Records from a collection of figures
____
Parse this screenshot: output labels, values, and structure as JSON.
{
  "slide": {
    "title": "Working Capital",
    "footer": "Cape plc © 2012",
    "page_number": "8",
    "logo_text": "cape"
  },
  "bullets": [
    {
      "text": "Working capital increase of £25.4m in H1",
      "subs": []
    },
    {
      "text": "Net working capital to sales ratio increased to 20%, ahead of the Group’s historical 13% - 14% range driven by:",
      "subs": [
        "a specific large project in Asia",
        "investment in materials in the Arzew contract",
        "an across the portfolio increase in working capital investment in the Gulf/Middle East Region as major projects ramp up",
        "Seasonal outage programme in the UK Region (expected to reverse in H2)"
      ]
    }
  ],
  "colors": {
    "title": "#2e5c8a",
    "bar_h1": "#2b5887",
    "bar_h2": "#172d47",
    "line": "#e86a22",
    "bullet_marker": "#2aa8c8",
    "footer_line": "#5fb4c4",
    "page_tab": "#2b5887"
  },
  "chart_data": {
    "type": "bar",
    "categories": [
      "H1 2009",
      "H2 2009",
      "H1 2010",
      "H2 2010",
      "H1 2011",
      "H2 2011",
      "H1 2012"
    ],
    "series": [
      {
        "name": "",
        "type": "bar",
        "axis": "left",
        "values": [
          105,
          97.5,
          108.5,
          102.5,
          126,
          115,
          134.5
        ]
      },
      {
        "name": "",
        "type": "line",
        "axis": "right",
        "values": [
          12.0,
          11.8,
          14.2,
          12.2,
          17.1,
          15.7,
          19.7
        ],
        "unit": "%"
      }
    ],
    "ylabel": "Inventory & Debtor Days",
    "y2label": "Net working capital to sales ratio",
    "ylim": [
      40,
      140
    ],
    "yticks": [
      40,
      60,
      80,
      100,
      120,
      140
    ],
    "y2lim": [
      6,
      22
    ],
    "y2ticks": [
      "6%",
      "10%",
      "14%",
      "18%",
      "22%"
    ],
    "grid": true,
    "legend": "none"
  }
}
____
> **PROBLEM DETAILS**: Which lines include the word "investment"? Copy every one of them.

> **CORRECT ANSWER**:
        "investment in materials in the Arzew contract",
        "an across the portfolio increase in working capital investment in the Gulf/Middle East Region as major projects ramp up",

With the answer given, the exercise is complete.